#### [Problem to work on]
Every entry must be duplicated precisely as written.

#### [Material for this task]
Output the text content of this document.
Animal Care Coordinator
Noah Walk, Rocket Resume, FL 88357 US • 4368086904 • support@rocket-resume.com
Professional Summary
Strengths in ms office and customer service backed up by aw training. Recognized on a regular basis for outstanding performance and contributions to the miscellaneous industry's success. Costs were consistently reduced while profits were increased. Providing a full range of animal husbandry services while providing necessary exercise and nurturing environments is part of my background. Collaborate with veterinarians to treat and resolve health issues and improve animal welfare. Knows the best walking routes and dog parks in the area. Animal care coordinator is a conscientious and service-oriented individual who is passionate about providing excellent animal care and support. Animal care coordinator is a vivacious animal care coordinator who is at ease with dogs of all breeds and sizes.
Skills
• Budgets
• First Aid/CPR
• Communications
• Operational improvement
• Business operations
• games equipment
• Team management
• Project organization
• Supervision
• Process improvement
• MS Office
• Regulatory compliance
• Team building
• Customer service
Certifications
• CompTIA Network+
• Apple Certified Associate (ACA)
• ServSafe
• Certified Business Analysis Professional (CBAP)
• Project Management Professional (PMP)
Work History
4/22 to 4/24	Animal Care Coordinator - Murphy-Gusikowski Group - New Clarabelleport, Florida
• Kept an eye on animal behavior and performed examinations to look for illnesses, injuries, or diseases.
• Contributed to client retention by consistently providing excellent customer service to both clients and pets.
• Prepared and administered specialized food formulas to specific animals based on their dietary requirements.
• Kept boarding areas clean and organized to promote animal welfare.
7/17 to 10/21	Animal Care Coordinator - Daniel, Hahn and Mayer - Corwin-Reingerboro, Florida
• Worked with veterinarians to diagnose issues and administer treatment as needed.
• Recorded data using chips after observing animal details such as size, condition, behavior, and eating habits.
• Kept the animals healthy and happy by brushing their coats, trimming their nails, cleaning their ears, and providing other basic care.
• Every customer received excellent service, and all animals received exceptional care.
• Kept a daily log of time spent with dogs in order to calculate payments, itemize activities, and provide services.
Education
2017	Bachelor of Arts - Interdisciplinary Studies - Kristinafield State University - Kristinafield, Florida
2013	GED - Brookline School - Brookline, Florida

#### [The output]
Output the text content of this document.
Animal Care Coordinator
Noah Walk, Rocket Resume, FL 88357 US • 4368086904 • support@rocket-resume.com
Professional Summary
Strengths in ms office and customer service backed up by aw training. Recognized on a regular basis for outstanding performance and contributions to the miscellaneous industry's success. Costs were consistently reduced while profits were increased. Providing a full range of animal husbandry services while providing necessary exercise and nurturing environments is part of my background. Collaborate with veterinarians to treat and resolve health issues and improve animal welfare. Knows the best walking routes and dog parks in the area. Animal care coordinator is a conscientious and service-oriented individual who is passionate about providing excellent animal care and support. Animal care coordinator is a vivacious animal care coordinator who is at ease with dogs of all breeds and sizes.
Skills
• Budgets
• First Aid/CPR
• Communications
• Operational improvement
• Business operations
• games equipment
• Team management
• Project organization
• Supervision
• Process improvement
• MS Office
• Regulatory compliance
• Team building
• Customer service
Certifications
• CompTIA Network+
• Apple Certified Associate (ACA)
• ServSafe
• Certified Business Analysis Professional (CBAP)
• Project Management Professional (PMP)
Work History
4/22 to 4/24	Animal Care Coordinator - Murphy-Gusikowski Group - New Clarabelleport, Florida
• Kept an eye on animal behavior and performed examinations to look for illnesses, injuries, or diseases.
• Contributed to client retention by consistently providing excellent customer service to both clients and pets.
• Prepared and administered specialized food formulas to specific animals based on their dietary requirements.
• Kept boarding areas clean and organized to promote animal welfare.
7/17 to 10/21	Animal Care Coordinator - Daniel, Hahn and Mayer - Corwin-Reingerboro, Florida
• Worked with veterinarians to diagnose issues and administer treatment as needed.
• Recorded data using chips after observing animal details such as size, condition, behavior, and eating habits.
• Kept the animals healthy and happy by brushing their coats, trimming their nails, cleaning their ears, and providing other basic care.
• Every customer received excellent service, and all animals received exceptional care.
• Kept a daily log of time spent with dogs in order to calculate payments, itemize activities, and provide services.
Education
2017	Bachelor of Arts - Interdisciplinary Studies - Kristinafield State University - Kristinafield, Florida
2013	GED - Brookline School - Brookline, Florida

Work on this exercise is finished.